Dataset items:
────

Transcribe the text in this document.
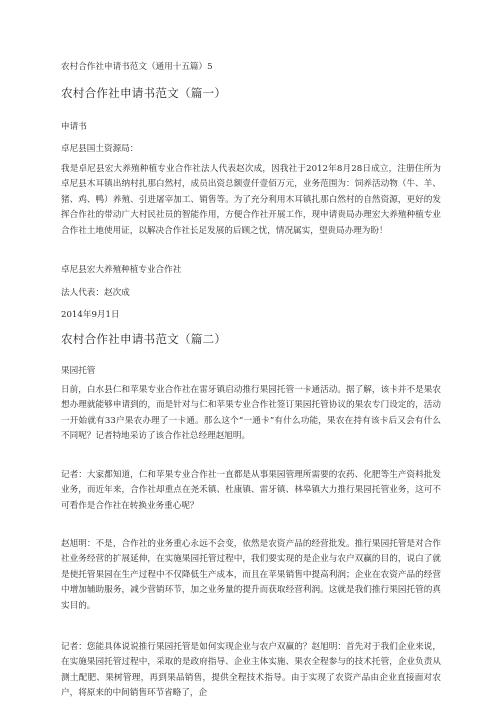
农村合作社申请书范文（通用十五篇）5
农村合作社申请书范文（篇一）
申请书
卓尼县国土资源局：
我是卓尼县宏大养殖种植专业合作社法人代表赵次成，因我社于2012年8月28日成立，注册住所为卓尼县木耳镇出纳村扎那白然村，成员出资总额壹仟壹佰万元，业务范围为：饲养活动物（牛、羊、猪、鸡、鸭）养殖、引进屠宰加工、销售等。为了充分利用木耳镇扎那白然村的自然资源，更好的发挥合作社的带动广大村民社员的智能作用，方便合作社开展工作，现申请贵局办理宏大养殖种植专业合作社土地使用证，以解决合作社长足发展的后顾之忧，情况属实，望贵局办理为盼！
卓尼县宏大养殖种植专业合作社
法人代表：赵次成
2014年9月1日
农村合作社申请书范文（篇二）
果园托管
日前，白水县仁和苹果专业合作社在雷牙镇启动推行果园托管一卡通活动。据了解，该卡并不是果农想办理就能够申请到的，而是针对与仁和苹果专业合作社签订果园托管协议的果农专门设定的，活动一开始就有33户果农办理了一卡通。那么这个“一通卡”有什么功能，果农在持有该卡后又会有什么不同呢？记者特地采访了该合作社总经理赵旭明。
记者：大家都知道，仁和苹果专业合作社一直都是从事果园管理所需要的农药、化肥等生产资料批发业务，而近年来，合作社却重点在尧禾镇、杜康镇、雷牙镇、林皋镇大力推行果园托管业务，这可不可看作是合作社在转换业务重心呢？
赵旭明：不是，合作社的业务重心永远不会变，依然是农资产品的经营批发。推行果园托管是对合作社业务经营的扩展延伸，在实施果园托管过程中，我们要实现的是企业与农户双赢的目的，说白了就是使托管果园在生产过程中不仅降低生产成本，而且在苹果销售中提高利润；企业在农资产品的经营中增加辅助服务，减少营销环节，加之业务量的提升而获取经营利润。这就是我们推行果园托管的真实目的。
记者：您能具体说说推行果园托管是如何实现企业与农户双赢的？赵旭明：首先对于我们企业来说，在实施果园托管过程中，采取的是政府指导、企业主体实施、果农全程参与的技术托管，企业负责从测土配肥、果树管理，再到果品销售，提供全程技术指导。由于实现了农资产品由企业直接面对农户，将原来的中间销售环节省略了，企
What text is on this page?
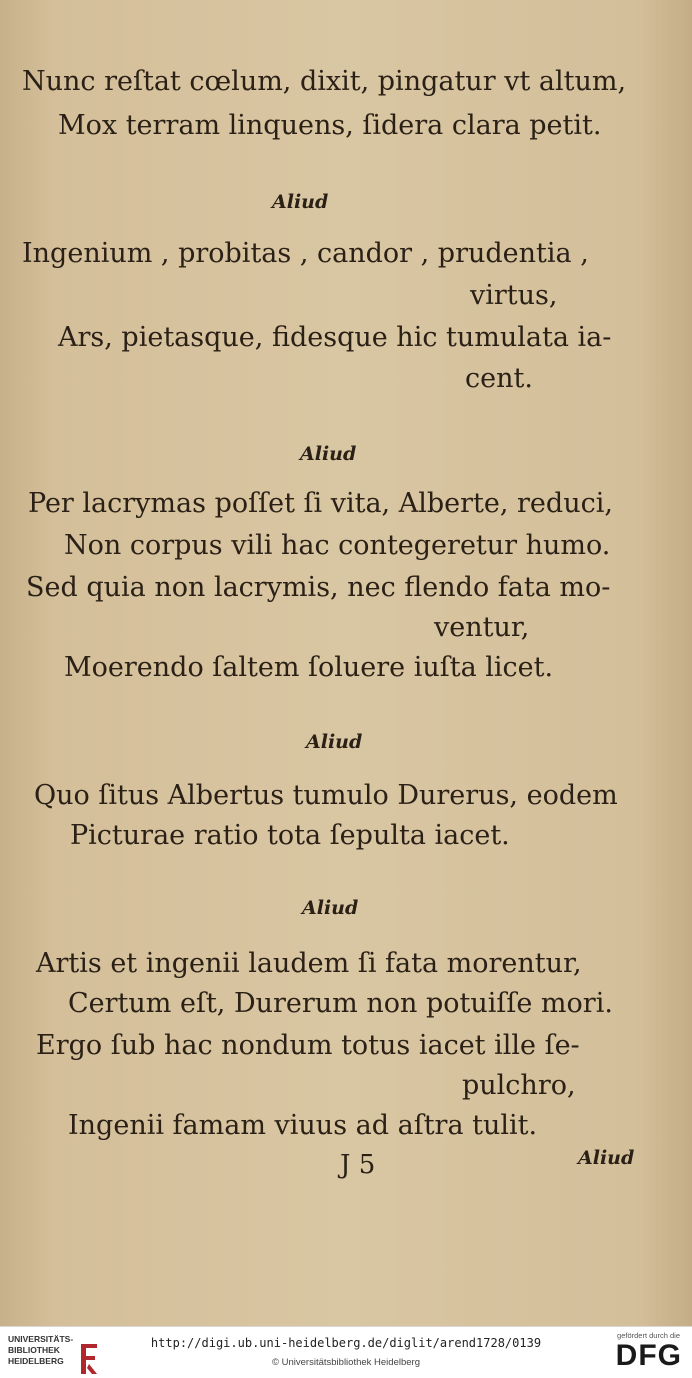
Nunc reſtat cœlum, dixit, pingatur vt altum,
Mox terram linquens, ſidera clara petit.
Aliud
Ingenium , probitas , candor , prudentia ,
virtus,
Ars, pietasque, fidesque hic tumulata ia-
cent.
Aliud
Per lacrymas poſſet ſi vita, Alberte, reduci,
Non corpus vili hac contegeretur humo.
Sed quia non lacrymis, nec flendo fata mo-
ventur,
Moerendo ſaltem ſoluere iuſta licet.
Aliud
Quo ſitus Albertus tumulo Durerus, eodem
Picturae ratio tota ſepulta iacet.
Aliud
Artis et ingenii laudem ſi fata morentur,
Certum eſt, Durerum non potuiſſe mori.
Ergo ſub hac nondum totus iacet ille ſe-
pulchro,
Ingenii famam viuus ad aſtra tulit.
J 5	Aliud
UNIVERSITÄTS-
BIBLIOTHEK
HEIDELBERG
http://digi.ub.uni-heidelberg.de/diglit/arend1728/0139
© Universitätsbibliothek Heidelberg
gefördert durch die
DFG
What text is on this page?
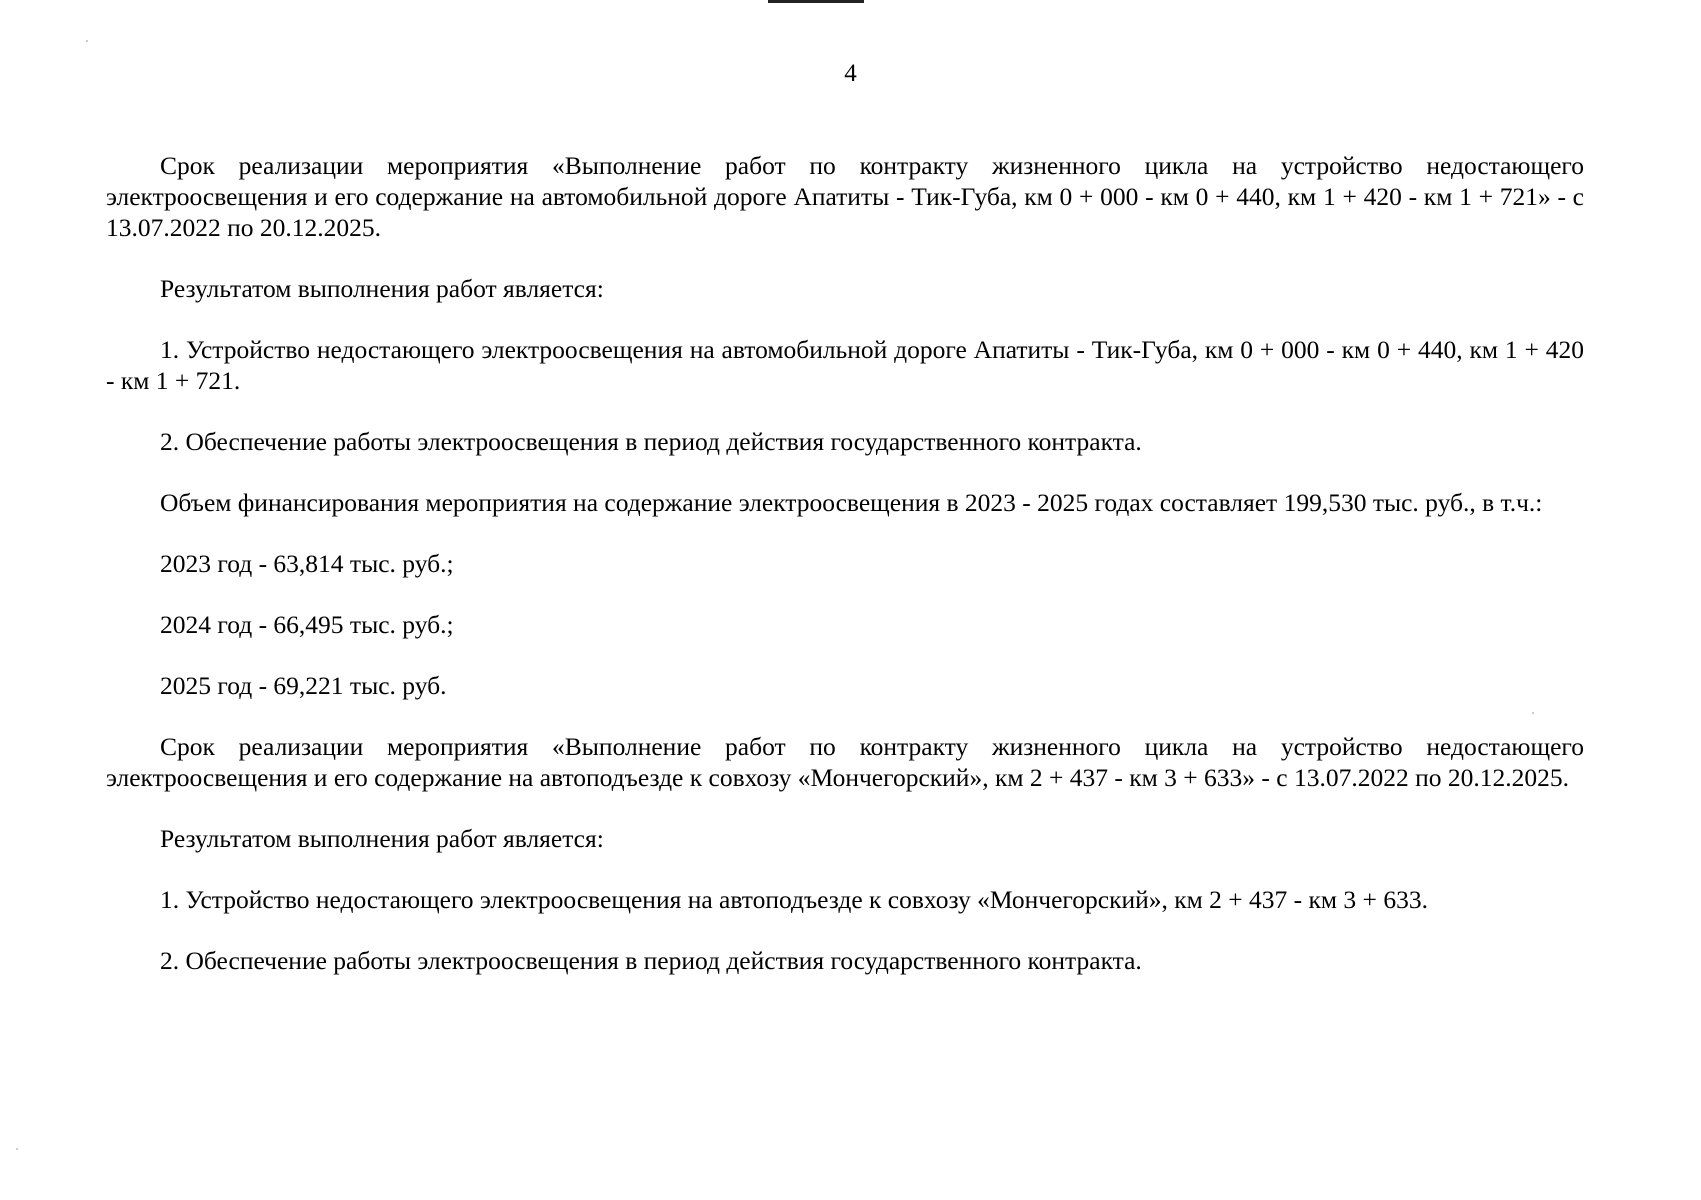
4

Срок реализации мероприятия «Выполнение работ по контракту жизненного цикла на устройство недостающего электроосвещения и его содержание на автомобильной дороге Апатиты - Тик-Губа, км 0 + 000 - км 0 + 440, км 1 + 420 - км 1 + 721» - с 13.07.2022 по 20.12.2025.

Результатом выполнения работ является:

1. Устройство недостающего электроосвещения на автомобильной дороге Апатиты - Тик-Губа, км 0 + 000 - км 0 + 440, км 1 + 420 - км 1 + 721.

2. Обеспечение работы электроосвещения в период действия государственного контракта.

Объем финансирования мероприятия на содержание электроосвещения в 2023 - 2025 годах составляет 199,530 тыс. руб., в т.ч.:

2023 год - 63,814 тыс. руб.;

2024 год - 66,495 тыс. руб.;

2025 год - 69,221 тыс. руб.

Срок реализации мероприятия «Выполнение работ по контракту жизненного цикла на устройство недостающего электроосвещения и его содержание на автоподъезде к совхозу «Мончегорский», км 2 + 437 - км 3 + 633» - с 13.07.2022 по 20.12.2025.

Результатом выполнения работ является:

1. Устройство недостающего электроосвещения на автоподъезде к совхозу «Мончегорский», км 2 + 437 - км 3 + 633.

2. Обеспечение работы электроосвещения в период действия государственного контракта.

────

What you need to do:
Gather every line from the listing above in which "iacet" appears, and copy those lines.

Expected answer:
Picturae ratio tota ſepulta iacet.
Ergo ſub hac nondum totus iacet ille ſe-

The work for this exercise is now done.